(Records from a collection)

— begin —

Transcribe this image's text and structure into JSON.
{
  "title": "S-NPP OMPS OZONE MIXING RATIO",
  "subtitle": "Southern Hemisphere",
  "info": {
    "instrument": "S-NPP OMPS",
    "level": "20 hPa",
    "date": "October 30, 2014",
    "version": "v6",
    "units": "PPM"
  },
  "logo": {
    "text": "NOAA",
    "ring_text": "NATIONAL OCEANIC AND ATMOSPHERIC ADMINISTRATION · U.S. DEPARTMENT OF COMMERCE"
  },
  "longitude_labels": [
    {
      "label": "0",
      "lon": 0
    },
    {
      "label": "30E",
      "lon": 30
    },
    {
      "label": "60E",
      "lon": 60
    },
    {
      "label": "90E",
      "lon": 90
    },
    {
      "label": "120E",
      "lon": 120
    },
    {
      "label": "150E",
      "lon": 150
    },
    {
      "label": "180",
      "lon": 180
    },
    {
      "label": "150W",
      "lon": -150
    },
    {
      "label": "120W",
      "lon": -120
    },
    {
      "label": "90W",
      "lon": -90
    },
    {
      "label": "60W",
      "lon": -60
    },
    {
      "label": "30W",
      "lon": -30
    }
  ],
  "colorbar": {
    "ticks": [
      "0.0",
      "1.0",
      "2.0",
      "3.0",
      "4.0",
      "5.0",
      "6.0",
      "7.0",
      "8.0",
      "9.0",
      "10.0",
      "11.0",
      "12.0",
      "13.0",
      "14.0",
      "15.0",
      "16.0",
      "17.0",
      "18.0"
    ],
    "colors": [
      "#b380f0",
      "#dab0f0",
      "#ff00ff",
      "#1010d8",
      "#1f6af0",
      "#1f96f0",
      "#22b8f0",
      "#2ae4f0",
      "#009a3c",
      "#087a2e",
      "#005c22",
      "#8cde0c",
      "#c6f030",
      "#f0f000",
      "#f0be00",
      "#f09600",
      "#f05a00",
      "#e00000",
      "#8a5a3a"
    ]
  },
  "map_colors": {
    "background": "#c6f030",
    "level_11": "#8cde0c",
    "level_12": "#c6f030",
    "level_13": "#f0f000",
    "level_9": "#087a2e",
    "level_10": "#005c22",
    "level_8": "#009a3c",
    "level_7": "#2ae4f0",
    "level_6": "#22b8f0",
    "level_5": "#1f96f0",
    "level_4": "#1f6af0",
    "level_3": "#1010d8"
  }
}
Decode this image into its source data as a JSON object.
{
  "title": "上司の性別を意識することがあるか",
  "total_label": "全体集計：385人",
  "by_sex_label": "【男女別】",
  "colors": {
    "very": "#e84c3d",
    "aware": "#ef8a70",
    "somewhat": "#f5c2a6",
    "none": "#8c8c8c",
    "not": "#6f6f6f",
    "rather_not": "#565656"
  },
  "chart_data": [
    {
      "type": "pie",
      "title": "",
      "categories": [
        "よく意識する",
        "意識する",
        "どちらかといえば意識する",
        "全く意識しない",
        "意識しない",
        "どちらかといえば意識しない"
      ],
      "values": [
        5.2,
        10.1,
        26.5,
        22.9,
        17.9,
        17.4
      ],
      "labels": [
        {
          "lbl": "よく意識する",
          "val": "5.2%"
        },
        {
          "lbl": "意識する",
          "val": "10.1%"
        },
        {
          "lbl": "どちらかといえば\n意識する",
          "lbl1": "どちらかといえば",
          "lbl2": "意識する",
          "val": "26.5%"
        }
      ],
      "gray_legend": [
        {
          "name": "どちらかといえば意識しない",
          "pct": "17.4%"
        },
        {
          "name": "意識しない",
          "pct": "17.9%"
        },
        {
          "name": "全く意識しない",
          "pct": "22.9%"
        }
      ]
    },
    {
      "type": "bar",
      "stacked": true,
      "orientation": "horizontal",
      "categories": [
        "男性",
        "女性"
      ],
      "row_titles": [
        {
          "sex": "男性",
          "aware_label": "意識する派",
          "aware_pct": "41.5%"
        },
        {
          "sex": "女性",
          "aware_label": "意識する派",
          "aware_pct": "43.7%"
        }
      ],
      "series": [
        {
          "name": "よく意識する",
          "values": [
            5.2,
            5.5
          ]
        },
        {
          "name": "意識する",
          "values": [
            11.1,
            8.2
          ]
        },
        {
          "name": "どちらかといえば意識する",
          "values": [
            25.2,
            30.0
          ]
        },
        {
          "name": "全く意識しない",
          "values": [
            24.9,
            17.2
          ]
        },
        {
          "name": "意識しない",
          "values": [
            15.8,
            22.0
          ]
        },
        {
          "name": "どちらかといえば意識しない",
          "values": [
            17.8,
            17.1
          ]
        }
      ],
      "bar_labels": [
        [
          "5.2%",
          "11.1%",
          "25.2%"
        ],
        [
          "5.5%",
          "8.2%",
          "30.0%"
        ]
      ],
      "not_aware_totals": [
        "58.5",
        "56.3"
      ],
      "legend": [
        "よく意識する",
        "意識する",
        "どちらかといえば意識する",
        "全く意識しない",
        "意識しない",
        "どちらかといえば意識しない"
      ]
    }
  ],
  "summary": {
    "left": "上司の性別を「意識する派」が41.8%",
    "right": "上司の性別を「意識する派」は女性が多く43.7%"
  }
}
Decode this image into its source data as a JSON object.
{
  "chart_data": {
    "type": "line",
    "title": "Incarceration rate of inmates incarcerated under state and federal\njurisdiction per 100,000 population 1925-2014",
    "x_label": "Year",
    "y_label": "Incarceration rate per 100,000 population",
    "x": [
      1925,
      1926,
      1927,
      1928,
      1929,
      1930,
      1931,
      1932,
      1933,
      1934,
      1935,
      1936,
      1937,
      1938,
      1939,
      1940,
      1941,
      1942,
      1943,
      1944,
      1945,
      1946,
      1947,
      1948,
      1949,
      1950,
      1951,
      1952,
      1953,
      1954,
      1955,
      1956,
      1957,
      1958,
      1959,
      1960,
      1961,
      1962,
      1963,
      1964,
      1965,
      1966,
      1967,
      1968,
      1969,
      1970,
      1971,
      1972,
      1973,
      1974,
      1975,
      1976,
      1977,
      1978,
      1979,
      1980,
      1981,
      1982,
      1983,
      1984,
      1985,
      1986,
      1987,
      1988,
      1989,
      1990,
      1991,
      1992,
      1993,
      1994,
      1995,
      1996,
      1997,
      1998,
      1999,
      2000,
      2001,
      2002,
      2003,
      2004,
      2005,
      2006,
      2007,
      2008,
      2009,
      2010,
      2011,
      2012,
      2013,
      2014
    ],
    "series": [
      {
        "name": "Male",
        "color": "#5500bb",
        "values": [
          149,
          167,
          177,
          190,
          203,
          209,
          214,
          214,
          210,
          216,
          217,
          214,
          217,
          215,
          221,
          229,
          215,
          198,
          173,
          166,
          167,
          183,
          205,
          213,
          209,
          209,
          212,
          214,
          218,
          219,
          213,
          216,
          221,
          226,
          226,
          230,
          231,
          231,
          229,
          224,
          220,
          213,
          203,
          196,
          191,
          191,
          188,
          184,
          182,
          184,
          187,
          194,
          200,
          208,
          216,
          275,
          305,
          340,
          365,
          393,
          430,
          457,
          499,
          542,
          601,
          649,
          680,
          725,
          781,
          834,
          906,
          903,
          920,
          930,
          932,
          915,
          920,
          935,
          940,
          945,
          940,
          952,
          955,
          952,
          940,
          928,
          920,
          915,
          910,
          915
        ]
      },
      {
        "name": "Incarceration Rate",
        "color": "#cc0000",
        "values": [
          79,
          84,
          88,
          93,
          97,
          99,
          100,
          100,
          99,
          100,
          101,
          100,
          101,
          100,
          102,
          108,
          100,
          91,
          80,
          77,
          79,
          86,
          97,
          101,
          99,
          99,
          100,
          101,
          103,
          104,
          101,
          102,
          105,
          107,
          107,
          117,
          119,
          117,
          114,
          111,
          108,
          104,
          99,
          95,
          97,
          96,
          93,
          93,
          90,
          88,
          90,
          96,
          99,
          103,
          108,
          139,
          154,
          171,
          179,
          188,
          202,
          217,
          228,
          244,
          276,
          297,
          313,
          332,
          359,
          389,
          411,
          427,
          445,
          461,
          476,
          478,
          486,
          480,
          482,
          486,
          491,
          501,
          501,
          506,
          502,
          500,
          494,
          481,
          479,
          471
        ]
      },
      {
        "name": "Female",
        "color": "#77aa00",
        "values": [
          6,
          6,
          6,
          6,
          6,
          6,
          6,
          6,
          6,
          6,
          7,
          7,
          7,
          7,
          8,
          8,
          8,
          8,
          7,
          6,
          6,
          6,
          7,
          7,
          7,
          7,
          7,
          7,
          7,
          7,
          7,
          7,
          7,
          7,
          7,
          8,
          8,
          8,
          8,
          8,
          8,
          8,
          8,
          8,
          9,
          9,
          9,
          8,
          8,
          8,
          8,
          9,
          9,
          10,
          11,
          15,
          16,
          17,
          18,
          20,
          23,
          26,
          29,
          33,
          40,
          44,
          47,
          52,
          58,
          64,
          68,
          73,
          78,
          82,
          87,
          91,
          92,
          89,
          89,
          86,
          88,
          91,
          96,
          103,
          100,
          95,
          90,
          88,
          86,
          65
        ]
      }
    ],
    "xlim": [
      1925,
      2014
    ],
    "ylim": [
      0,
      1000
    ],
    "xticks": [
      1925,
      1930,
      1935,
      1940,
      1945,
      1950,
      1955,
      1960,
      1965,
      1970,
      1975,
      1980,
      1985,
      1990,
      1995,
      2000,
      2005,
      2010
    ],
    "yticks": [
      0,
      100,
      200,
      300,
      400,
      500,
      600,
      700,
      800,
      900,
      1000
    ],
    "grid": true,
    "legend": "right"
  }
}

— end —

State how many lines in the records above contain the word "よく意識する", giving only the number.

## Exercise result
4